**Exercise directions**:
Reproduce each line from the records that holds "data".
══ Materials provided ══
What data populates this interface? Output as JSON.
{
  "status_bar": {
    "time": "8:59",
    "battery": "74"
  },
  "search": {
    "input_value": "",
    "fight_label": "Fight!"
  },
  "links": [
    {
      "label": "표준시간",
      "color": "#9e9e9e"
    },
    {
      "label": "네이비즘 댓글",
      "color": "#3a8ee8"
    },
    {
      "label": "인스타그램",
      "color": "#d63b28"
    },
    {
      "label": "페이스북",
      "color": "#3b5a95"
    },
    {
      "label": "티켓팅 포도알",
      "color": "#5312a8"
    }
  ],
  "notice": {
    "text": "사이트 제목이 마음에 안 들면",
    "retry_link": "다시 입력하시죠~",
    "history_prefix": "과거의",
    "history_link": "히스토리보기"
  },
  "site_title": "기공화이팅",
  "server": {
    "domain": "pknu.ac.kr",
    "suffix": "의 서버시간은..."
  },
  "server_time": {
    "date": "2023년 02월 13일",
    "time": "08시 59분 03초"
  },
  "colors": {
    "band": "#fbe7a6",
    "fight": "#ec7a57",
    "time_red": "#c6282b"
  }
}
═══
══ Materials provided ══
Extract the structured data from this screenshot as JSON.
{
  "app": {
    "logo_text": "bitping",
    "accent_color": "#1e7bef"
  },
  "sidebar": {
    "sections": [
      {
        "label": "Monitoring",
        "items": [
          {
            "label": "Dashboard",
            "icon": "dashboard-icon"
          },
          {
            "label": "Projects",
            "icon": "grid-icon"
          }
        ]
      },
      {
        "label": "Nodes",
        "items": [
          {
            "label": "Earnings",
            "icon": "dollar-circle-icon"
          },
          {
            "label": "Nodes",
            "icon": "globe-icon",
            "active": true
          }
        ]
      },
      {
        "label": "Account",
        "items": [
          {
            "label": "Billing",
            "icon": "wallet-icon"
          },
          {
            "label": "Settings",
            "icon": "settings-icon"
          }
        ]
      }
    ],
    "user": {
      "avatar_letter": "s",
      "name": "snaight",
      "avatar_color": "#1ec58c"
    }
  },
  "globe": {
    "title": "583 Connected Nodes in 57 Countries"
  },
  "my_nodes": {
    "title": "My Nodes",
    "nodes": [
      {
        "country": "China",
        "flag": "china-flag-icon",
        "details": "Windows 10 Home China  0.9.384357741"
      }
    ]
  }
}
═══
**Correct output**:
What data populates this interface? Output as JSON.
Extract the structured data from this screenshot as JSON.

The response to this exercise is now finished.